__INPUT__.
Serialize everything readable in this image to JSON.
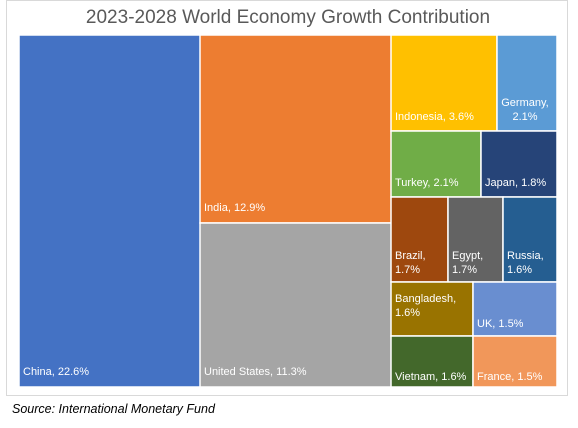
{
  "chart_data": {
    "type": "treemap",
    "title": "2023-2028 World Economy Growth Contribution",
    "source": "Source: International Monetary Fund",
    "items": [
      {
        "name": "China",
        "value": 22.6,
        "label": "China, 22.6%",
        "color": "#4472C4"
      },
      {
        "name": "India",
        "value": 12.9,
        "label": "India, 12.9%",
        "color": "#ED7D31"
      },
      {
        "name": "United States",
        "value": 11.3,
        "label": "United States, 11.3%",
        "color": "#A5A5A5"
      },
      {
        "name": "Indonesia",
        "value": 3.6,
        "label": "Indonesia, 3.6%",
        "color": "#FFC000"
      },
      {
        "name": "Germany",
        "value": 2.1,
        "label": "Germany, 2.1%",
        "color": "#5B9BD5"
      },
      {
        "name": "Turkey",
        "value": 2.1,
        "label": "Turkey, 2.1%",
        "color": "#70AD47"
      },
      {
        "name": "Japan",
        "value": 1.8,
        "label": "Japan, 1.8%",
        "color": "#264478"
      },
      {
        "name": "Brazil",
        "value": 1.7,
        "label": "Brazil, 1.7%",
        "color": "#9E480E"
      },
      {
        "name": "Egypt",
        "value": 1.7,
        "label": "Egypt, 1.7%",
        "color": "#636363"
      },
      {
        "name": "Russia",
        "value": 1.6,
        "label": "Russia, 1.6%",
        "color": "#255E91"
      },
      {
        "name": "Bangladesh",
        "value": 1.6,
        "label": "Bangladesh, 1.6%",
        "color": "#997300"
      },
      {
        "name": "UK",
        "value": 1.5,
        "label": "UK, 1.5%",
        "color": "#698ED0"
      },
      {
        "name": "Vietnam",
        "value": 1.6,
        "label": "Vietnam, 1.6%",
        "color": "#43682B"
      },
      {
        "name": "France",
        "value": 1.5,
        "label": "France, 1.5%",
        "color": "#F1975A"
      }
    ]
  }
}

__TASK OBJECTIVE__.
In the records above, locate the lines holding the word "States". Copy each of them.

__EXERCISE SOLUTION__.
        "name": "United States",
        "label": "United States, 11.3%",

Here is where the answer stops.